| Task description |
Please count the lines in the listing below where the word "Signalton" appears. Give the number only.
========================================
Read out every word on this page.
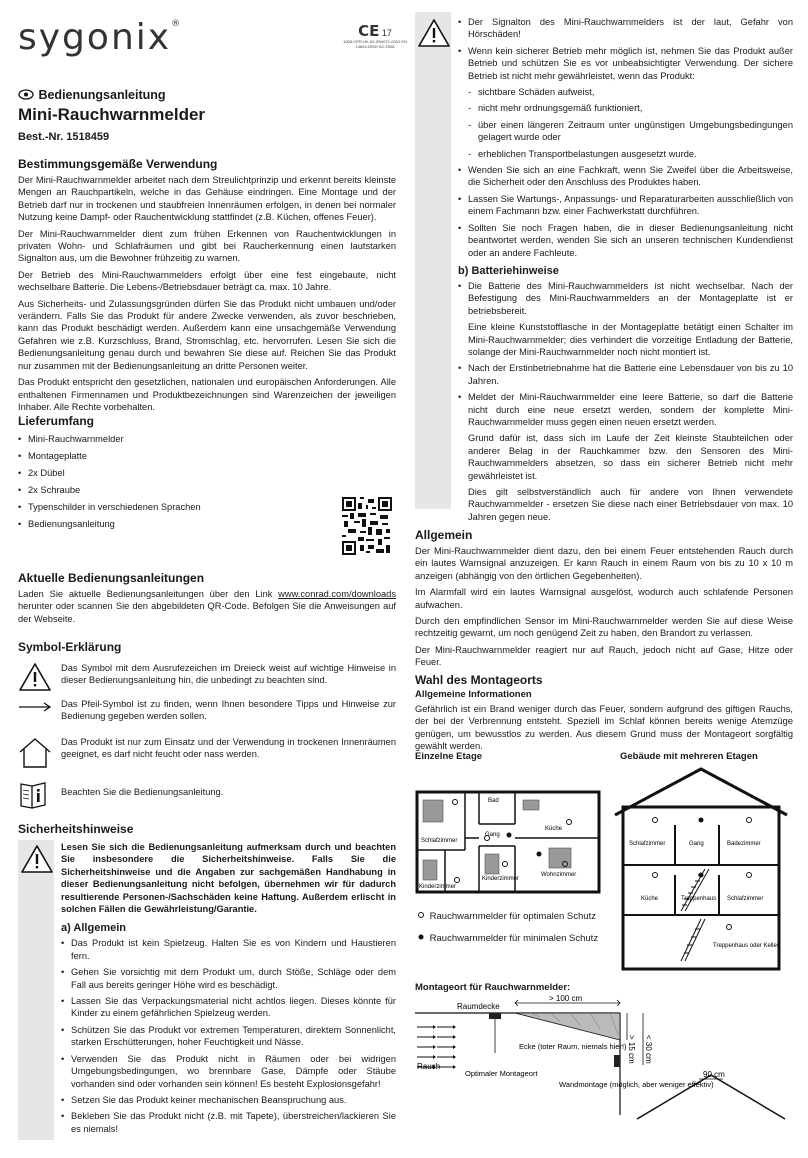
sygonix®	CE 17
1008-CPR-HK-69-ZN0071-0001 EN 14604:2005+AC:2008
Bedienungsanleitung
Mini-Rauchwarnmelder
Best.-Nr. 1518459
Bestimmungsgemäße Verwendung

Der Mini-Rauchwarnmelder arbeitet nach dem Streulichtprinzip und erkennt bereits kleinste Mengen an Rauchpartikeln, welche in das Gehäuse eindringen. Eine Montage und der Betrieb darf nur in trockenen und staubfreien Innenräumen erfolgen, in denen bei normaler Nutzung keine Dampf- oder Rauchentwicklung stattfindet (z.B. Küchen, offenes Feuer).

Der Mini-Rauchwarnmelder dient zum frühen Erkennen von Rauchentwicklungen in privaten Wohn- und Schlafräumen und gibt bei Raucherkennung einen lautstarken Signalton aus, um die Bewohner frühzeitig zu warnen.

Der Betrieb des Mini-Rauchwarnmelders erfolgt über eine fest eingebaute, nicht wechselbare Batterie. Die Lebens-/Betriebsdauer beträgt ca. max. 10 Jahre.

Aus Sicherheits- und Zulassungsgründen dürfen Sie das Produkt nicht umbauen und/oder verändern. Falls Sie das Produkt für andere Zwecke verwenden, als zuvor beschrieben, kann das Produkt beschädigt werden. Außerdem kann eine unsachgemäße Verwendung Gefahren wie z.B. Kurzschluss, Brand, Stromschlag, etc. hervorrufen. Lesen Sie sich die Bedienungsanleitung genau durch und bewahren Sie diese auf. Reichen Sie das Produkt nur zusammen mit der Bedienungsanleitung an dritte Personen weiter.

Das Produkt entspricht den gesetzlichen, nationalen und europäischen Anforderungen. Alle enthaltenen Firmennamen und Produktbezeichnungen sind Warenzeichen der jeweiligen Inhaber. Alle Rechte vorbehalten.

Lieferumfang
• Mini-Rauchwarnmelder
• Montageplatte
• 2x Dübel
• 2x Schraube
• Typenschilder in verschiedenen Sprachen
• Bedienungsanleitung
Aktuelle Bedienungsanleitungen

Laden Sie aktuelle Bedienungsanleitungen über den Link www.conrad.com/downloads herunter oder scannen Sie den abgebildeten QR-Code. Befolgen Sie die Anweisungen auf der Webseite.

Symbol-Erklärung

Das Symbol mit dem Ausrufezeichen im Dreieck weist auf wichtige Hinweise in dieser Bedienungsanleitung hin, die unbedingt zu beachten sind.

Das Pfeil-Symbol ist zu finden, wenn Ihnen besondere Tipps und Hinweise zur Bedienung gegeben werden sollen.

Das Produkt ist nur zum Einsatz und der Verwendung in trockenen Innenräumen geeignet, es darf nicht feucht oder nass werden.

Beachten Sie die Bedienungsanleitung.

Sicherheitshinweise

Lesen Sie sich die Bedienungsanleitung aufmerksam durch und beachten Sie insbesondere die Sicherheitshinweise. Falls Sie die Sicherheitshinweise und die Angaben zur sachgemäßen Handhabung in dieser Bedienungsanleitung nicht befolgen, übernehmen wir für dadurch resultierende Personen-/Sachschäden keine Haftung. Außerdem erlischt in solchen Fällen die Gewährleistung/Garantie.

a) Allgemein
• Das Produkt ist kein Spielzeug. Halten Sie es von Kindern und Haustieren fern.
• Gehen Sie vorsichtig mit dem Produkt um, durch Stöße, Schläge oder dem Fall aus bereits geringer Höhe wird es beschädigt.
• Lassen Sie das Verpackungsmaterial nicht achtlos liegen. Dieses könnte für Kinder zu einem gefährlichen Spielzeug werden.
• Schützen Sie das Produkt vor extremen Temperaturen, direktem Sonnenlicht, starken Erschütterungen, hoher Feuchtigkeit und Nässe.
• Verwenden Sie das Produkt nicht in Räumen oder bei widrigen Umgebungsbedingungen, wo brennbare Gase, Dämpfe oder Stäube vorhanden sind oder vorhanden sein können! Es besteht Explosionsgefahr!
• Setzen Sie das Produkt keiner mechanischen Beanspruchung aus.
• Bekleben Sie das Produkt nicht (z.B. mit Tapete), überstreichen/lackieren Sie es niemals!
• Der Signalton des Mini-Rauchwarnmelders ist der laut, Gefahr von Hörschäden!
• Wenn kein sicherer Betrieb mehr möglich ist, nehmen Sie das Produkt außer Betrieb und schützen Sie es vor unbeabsichtigter Verwendung. Der sichere Betrieb ist nicht mehr gewährleistet, wenn das Produkt:
- sichtbare Schäden aufweist,
- nicht mehr ordnungsgemäß funktioniert,
- über einen längeren Zeitraum unter ungünstigen Umgebungsbedingungen gelagert wurde oder
- erheblichen Transportbelastungen ausgesetzt wurde.
• Wenden Sie sich an eine Fachkraft, wenn Sie Zweifel über die Arbeitsweise, die Sicherheit oder den Anschluss des Produktes haben.
• Lassen Sie Wartungs-, Anpassungs- und Reparaturarbeiten ausschließlich von einem Fachmann bzw. einer Fachwerkstatt durchführen.
• Sollten Sie noch Fragen haben, die in dieser Bedienungsanleitung nicht beantwortet werden, wenden Sie sich an unseren technischen Kundendienst oder an andere Fachleute.
b) Batteriehinweise
• Die Batterie des Mini-Rauchwarnmelders ist nicht wechselbar. Nach der Befestigung des Mini-Rauchwarnmelders an der Montageplatte ist er betriebsbereit.

Eine kleine Kunststofflasche in der Montageplatte betätigt einen Schalter im Mini-Rauchwarnmelder; dies verhindert die vorzeitige Entladung der Batterie, solange der Mini-Rauchwarnmelder noch nicht montiert ist.

• Nach der Erstinbetriebnahme hat die Batterie eine Lebensdauer von bis zu 10 Jahren.
• Meldet der Mini-Rauchwarnmelder eine leere Batterie, so darf die Batterie nicht durch eine neue ersetzt werden, sondern der komplette Mini-Rauchwarnmelder muss gegen einen neuen ersetzt werden.

Grund dafür ist, dass sich im Laufe der Zeit kleinste Staubteilchen oder anderer Belag in der Rauchkammer bzw. den Sensoren des Mini-Rauchwarnmelders absetzen, so dass ein sicherer Betrieb nicht mehr gewährleistet ist.

Dies gilt selbstverständlich auch für andere von Ihnen verwendete Rauchwarnmelder - ersetzen Sie diese nach einer Betriebsdauer von max. 10 Jahren gegen neue.

Allgemein

Der Mini-Rauchwarnmelder dient dazu, den bei einem Feuer entstehenden Rauch durch ein lautes Warnsignal anzuzeigen. Er kann Rauch in einem Raum von bis zu 10 x 10 m anzeigen (abhängig von den örtlichen Gegebenheiten).

Im Alarmfall wird ein lautes Warnsignal ausgelöst, wodurch auch schlafende Personen aufwachen.

Durch den empfindlichen Sensor im Mini-Rauchwarnmelder werden Sie auf diese Weise rechtzeitig gewarnt, um noch genügend Zeit zu haben, den Brandort zu verlassen.

Der Mini-Rauchwarnmelder reagiert nur auf Rauch, jedoch nicht auf Gase, Hitze oder Feuer.

Wahl des Montageorts
Allgemeine Informationen

Gefährlich ist ein Brand weniger durch das Feuer, sondern aufgrund des giftigen Rauchs, der bei der Verbrennung entsteht. Speziell im Schlaf können bereits wenige Atemzüge genügen, um bewusstlos zu werden. Aus diesem Grund muss der Montageort sorgfältig gewählt werden.

Einzelne Etage	Gebäude mit mehreren Etagen
Bad
Küche
Gang
Schlafzimmer
Kinderzimmer
Kinderzimmer
Wohnzimmer
Rauchwarnmelder für optimalen Schutz
Rauchwarnmelder für minimalen Schutz
Schlafzimmer	Gang	Badezimmer
Küche	Treppenhaus Schlafzimmer
Treppenhaus oder Keller
Montageort für Rauchwarnmelder:
Raumdecke
> 100 cm
> 15 cm < 30 cm
Ecke (toter Raum, niemals hier!)
Rauch
Optimaler Montageort
Wandmontage (möglich, aber weniger effektiv)
90 cm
========================================
| Correct output |
2